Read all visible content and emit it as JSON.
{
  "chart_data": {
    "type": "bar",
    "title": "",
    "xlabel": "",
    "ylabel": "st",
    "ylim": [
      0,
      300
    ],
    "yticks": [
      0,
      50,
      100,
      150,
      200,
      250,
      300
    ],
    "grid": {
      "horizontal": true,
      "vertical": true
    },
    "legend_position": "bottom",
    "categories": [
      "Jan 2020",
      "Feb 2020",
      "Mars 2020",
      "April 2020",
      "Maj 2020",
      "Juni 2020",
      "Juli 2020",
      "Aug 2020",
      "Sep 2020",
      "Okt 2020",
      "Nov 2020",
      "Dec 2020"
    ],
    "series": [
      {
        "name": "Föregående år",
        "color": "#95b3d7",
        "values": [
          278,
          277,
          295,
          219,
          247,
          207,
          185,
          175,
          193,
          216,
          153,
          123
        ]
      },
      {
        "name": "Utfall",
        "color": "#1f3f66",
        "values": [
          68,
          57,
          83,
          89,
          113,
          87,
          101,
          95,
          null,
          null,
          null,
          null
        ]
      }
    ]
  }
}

^^^^^^^^^^^^^^^^

* _Task instructions_
Write the material out exactly, with nothing left out.

* _Expected answer_
Read all visible content and emit it as JSON.
{
  "chart_data": {
    "type": "bar",
    "title": "",
    "xlabel": "",
    "ylabel": "st",
    "ylim": [
      0,
      300
    ],
    "yticks": [
      0,
      50,
      100,
      150,
      200,
      250,
      300
    ],
    "grid": {
      "horizontal": true,
      "vertical": true
    },
    "legend_position": "bottom",
    "categories": [
      "Jan 2020",
      "Feb 2020",
      "Mars 2020",
      "April 2020",
      "Maj 2020",
      "Juni 2020",
      "Juli 2020",
      "Aug 2020",
      "Sep 2020",
      "Okt 2020",
      "Nov 2020",
      "Dec 2020"
    ],
    "series": [
      {
        "name": "Föregående år",
        "color": "#95b3d7",
        "values": [
          278,
          277,
          295,
          219,
          247,
          207,
          185,
          175,
          193,
          216,
          153,
          123
        ]
      },
      {
        "name": "Utfall",
        "color": "#1f3f66",
        "values": [
          68,
          57,
          83,
          89,
          113,
          87,
          101,
          95,
          null,
          null,
          null,
          null
        ]
      }
    ]
  }
}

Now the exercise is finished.